* [WHAT YOU ARE ASKED TO DO] Provide an exact copy of the data, excluding the images.

* [INPUT ROWS]

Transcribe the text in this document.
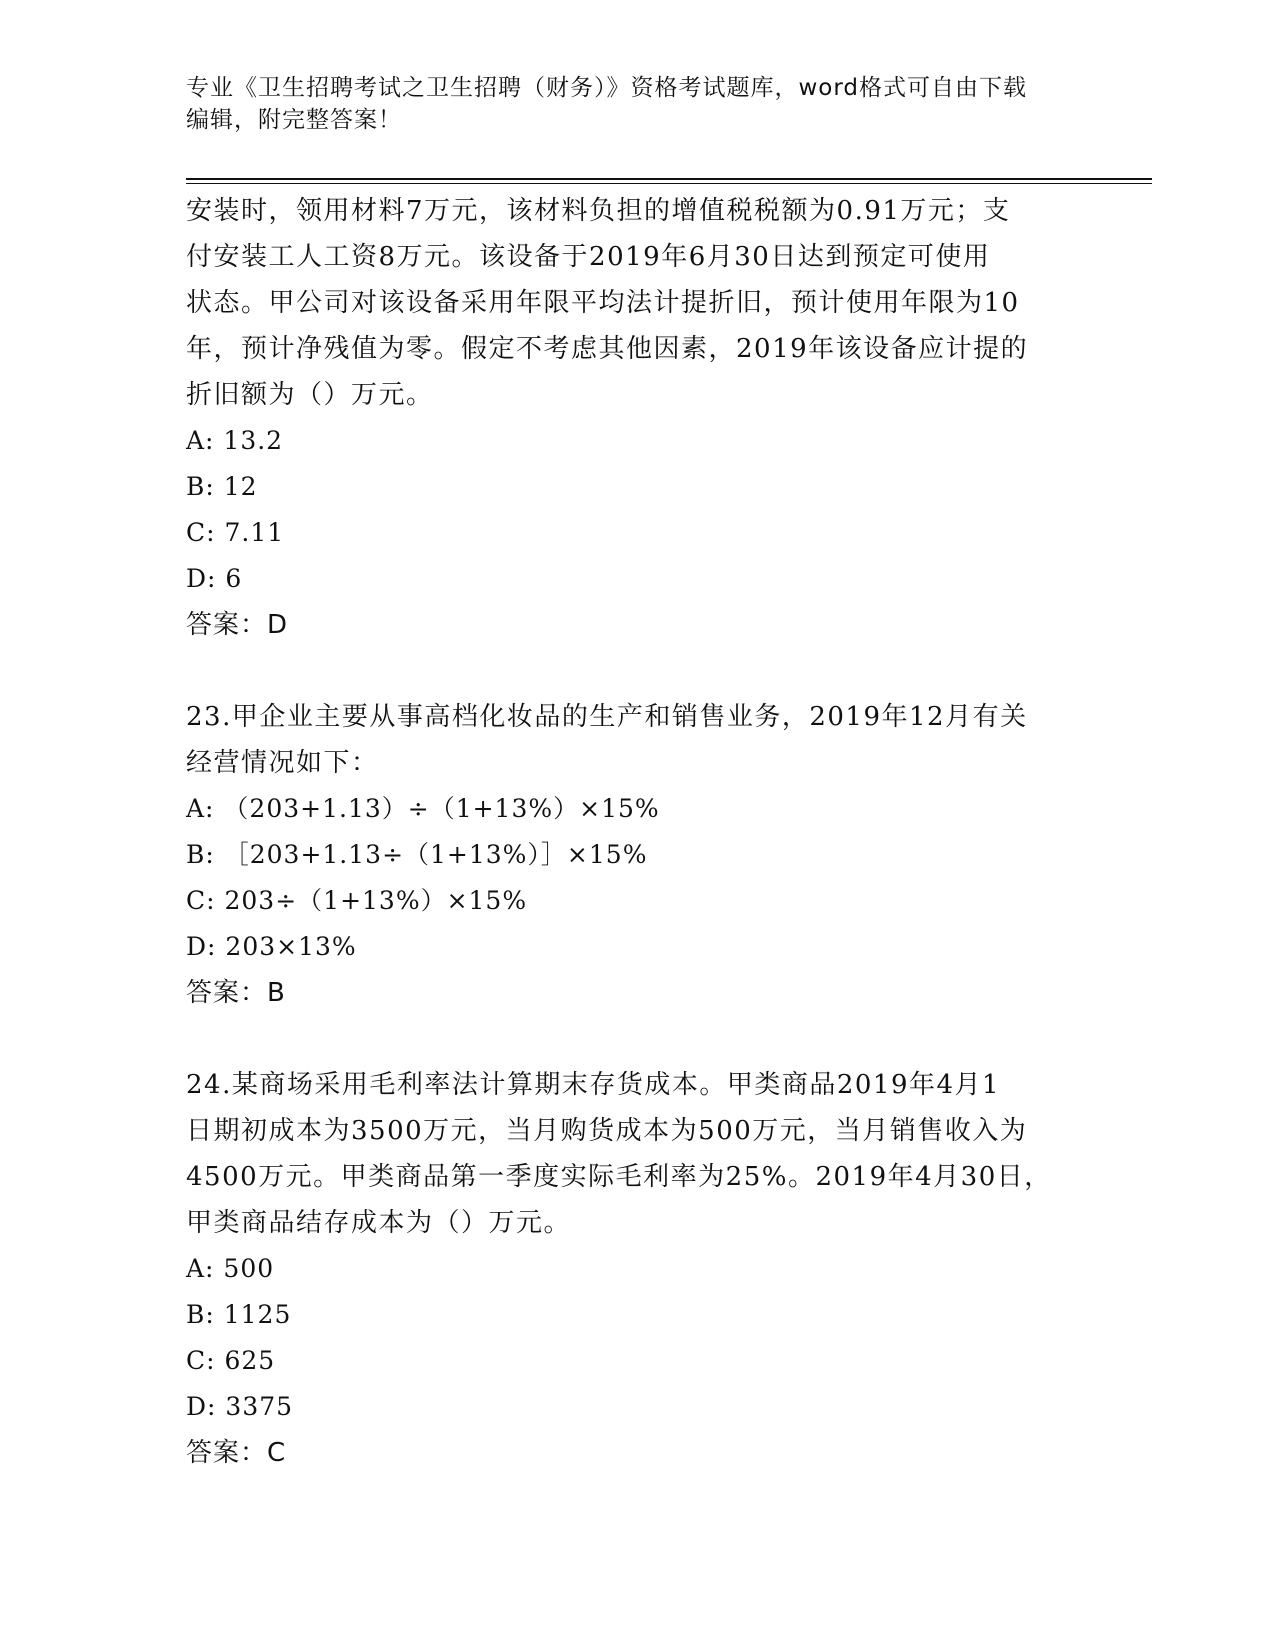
专业《卫生招聘考试之卫生招聘（财务）》资格考试题库，word格式可自由下载
编辑，附完整答案！
安装时，领用材料7万元，该材料负担的增值税税额为0.91万元；支
付安装工人工资8万元。该设备于2019年6月30日达到预定可使用
状态。甲公司对该设备采用年限平均法计提折旧，预计使用年限为10
年，预计净残值为零。假定不考虑其他因素，2019年该设备应计提的
折旧额为（）万元。
A: 13.2
B: 12
C: 7.11
D: 6
答案：D
23.甲企业主要从事高档化妆品的生产和销售业务，2019年12月有关
经营情况如下：
A: （203+1.13）÷（1+13%）×15%
B: ［203+1.13÷（1+13%）］×15%
C: 203÷（1+13%）×15%
D: 203×13%
答案：B
24.某商场采用毛利率法计算期末存货成本。甲类商品2019年4月1
日期初成本为3500万元，当月购货成本为500万元，当月销售收入为
4500万元。甲类商品第一季度实际毛利率为25%。2019年4月30日，
甲类商品结存成本为（）万元。
A: 500
B: 1125
C: 625
D: 3375
答案：C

* [OUTPUT BELOW]
Transcribe the text in this document.
专业《卫生招聘考试之卫生招聘（财务）》资格考试题库，word格式可自由下载
编辑，附完整答案！
安装时，领用材料7万元，该材料负担的增值税税额为0.91万元；支
付安装工人工资8万元。该设备于2019年6月30日达到预定可使用
状态。甲公司对该设备采用年限平均法计提折旧，预计使用年限为10
年，预计净残值为零。假定不考虑其他因素，2019年该设备应计提的
折旧额为（）万元。
A: 13.2
B: 12
C: 7.11
D: 6
答案：D
23.甲企业主要从事高档化妆品的生产和销售业务，2019年12月有关
经营情况如下：
A: （203+1.13）÷（1+13%）×15%
B: ［203+1.13÷（1+13%）］×15%
C: 203÷（1+13%）×15%
D: 203×13%
答案：B
24.某商场采用毛利率法计算期末存货成本。甲类商品2019年4月1
日期初成本为3500万元，当月购货成本为500万元，当月销售收入为
4500万元。甲类商品第一季度实际毛利率为25%。2019年4月30日，
甲类商品结存成本为（）万元。
A: 500
B: 1125
C: 625
D: 3375
答案：C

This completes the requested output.